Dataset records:
· · · · ·

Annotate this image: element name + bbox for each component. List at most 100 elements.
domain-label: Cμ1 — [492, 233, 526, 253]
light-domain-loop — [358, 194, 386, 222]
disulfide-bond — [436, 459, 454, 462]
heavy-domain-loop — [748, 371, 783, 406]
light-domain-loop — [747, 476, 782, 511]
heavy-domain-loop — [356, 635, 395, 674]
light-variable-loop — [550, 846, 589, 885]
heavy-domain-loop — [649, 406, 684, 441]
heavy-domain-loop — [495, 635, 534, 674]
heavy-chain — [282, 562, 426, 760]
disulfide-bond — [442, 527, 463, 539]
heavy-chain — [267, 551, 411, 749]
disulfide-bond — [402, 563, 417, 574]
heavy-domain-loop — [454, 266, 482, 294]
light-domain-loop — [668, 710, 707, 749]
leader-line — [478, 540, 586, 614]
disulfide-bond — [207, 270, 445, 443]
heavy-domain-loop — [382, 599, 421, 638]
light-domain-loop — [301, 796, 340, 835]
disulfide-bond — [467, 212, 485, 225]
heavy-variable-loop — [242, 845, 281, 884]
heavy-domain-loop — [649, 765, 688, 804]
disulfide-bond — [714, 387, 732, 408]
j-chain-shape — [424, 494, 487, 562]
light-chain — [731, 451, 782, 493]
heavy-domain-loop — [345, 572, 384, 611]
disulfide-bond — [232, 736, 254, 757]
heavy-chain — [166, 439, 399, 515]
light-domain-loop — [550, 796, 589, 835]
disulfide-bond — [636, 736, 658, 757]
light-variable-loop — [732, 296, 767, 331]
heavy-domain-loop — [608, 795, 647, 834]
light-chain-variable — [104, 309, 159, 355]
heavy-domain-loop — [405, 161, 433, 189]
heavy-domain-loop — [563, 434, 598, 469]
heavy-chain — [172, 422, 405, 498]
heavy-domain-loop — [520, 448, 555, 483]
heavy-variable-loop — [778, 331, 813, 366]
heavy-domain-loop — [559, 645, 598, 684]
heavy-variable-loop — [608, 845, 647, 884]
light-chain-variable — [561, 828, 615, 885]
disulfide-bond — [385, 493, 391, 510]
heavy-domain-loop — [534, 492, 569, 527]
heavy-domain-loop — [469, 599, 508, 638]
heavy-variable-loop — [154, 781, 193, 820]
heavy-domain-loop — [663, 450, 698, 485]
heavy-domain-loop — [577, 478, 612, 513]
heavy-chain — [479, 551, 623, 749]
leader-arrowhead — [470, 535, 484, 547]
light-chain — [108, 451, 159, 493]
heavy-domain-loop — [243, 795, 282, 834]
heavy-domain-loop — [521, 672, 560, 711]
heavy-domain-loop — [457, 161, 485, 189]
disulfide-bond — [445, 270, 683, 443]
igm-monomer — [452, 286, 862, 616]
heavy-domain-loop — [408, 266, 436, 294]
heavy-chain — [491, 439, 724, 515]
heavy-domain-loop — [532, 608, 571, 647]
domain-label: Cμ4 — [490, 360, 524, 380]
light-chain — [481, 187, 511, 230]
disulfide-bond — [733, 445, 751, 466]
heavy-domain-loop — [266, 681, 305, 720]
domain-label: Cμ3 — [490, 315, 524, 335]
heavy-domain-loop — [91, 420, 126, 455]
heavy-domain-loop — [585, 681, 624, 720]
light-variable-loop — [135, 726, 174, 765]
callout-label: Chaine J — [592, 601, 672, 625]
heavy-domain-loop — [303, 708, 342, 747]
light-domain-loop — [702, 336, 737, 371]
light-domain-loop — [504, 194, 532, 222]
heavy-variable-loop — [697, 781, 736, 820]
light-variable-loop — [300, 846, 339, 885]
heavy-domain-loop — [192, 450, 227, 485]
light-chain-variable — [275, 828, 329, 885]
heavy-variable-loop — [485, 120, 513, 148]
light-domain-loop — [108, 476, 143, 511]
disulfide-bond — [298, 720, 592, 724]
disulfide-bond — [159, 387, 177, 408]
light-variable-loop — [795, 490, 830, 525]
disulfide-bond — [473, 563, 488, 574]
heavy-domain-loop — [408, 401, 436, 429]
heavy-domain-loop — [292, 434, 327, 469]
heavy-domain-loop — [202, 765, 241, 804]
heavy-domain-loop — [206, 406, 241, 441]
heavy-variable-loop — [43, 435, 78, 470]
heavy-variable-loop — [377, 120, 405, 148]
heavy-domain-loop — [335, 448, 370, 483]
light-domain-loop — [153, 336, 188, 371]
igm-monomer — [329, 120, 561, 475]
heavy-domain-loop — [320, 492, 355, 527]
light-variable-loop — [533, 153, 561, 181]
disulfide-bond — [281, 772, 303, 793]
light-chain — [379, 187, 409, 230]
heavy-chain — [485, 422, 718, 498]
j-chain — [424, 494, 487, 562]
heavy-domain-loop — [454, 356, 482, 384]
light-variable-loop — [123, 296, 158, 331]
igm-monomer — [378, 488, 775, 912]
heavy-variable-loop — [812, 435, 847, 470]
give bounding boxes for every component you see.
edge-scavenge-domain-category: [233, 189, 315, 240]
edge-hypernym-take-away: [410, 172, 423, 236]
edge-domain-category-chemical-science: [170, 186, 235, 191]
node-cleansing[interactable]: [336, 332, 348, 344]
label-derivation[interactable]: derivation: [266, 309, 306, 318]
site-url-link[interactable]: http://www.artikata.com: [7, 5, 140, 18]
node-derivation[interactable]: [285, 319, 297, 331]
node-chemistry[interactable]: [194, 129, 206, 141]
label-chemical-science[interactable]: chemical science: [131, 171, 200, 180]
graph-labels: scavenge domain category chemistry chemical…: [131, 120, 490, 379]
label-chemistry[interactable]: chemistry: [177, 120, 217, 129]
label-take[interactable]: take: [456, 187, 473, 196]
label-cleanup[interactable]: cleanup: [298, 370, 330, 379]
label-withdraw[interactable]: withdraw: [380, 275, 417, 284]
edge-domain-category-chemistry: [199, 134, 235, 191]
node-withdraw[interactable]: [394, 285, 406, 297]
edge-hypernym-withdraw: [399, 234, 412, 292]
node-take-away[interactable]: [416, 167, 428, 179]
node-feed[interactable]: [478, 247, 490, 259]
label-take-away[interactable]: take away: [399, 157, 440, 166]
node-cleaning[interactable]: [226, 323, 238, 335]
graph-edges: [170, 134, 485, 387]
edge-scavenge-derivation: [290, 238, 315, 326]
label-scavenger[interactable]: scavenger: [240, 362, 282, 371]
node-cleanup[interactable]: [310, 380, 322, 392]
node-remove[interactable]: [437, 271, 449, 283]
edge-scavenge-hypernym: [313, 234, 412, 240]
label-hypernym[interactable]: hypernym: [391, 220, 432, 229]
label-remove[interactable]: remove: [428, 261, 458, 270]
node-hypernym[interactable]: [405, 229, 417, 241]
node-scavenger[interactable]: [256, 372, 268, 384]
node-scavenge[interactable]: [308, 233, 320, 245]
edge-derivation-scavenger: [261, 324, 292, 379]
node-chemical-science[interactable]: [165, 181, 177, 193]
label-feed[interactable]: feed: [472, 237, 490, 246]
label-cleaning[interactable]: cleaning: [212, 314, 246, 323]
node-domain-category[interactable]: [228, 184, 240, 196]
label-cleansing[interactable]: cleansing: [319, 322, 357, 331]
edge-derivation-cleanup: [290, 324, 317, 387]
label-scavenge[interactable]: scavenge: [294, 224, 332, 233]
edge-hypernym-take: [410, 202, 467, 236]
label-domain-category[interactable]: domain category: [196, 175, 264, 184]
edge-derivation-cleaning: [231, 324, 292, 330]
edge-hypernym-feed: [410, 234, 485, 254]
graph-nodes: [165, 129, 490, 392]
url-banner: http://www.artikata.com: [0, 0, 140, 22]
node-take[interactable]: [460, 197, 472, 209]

· · · · ·

**Problem to work on**
Pull out every line above that contains the string "away", and copy each one in full.

**Answer below**
edge-hypernym-take-away: [410, 172, 423, 236]
node-take-away[interactable]: [416, 167, 428, 179]
label-take-away[interactable]: take away: [399, 157, 440, 166]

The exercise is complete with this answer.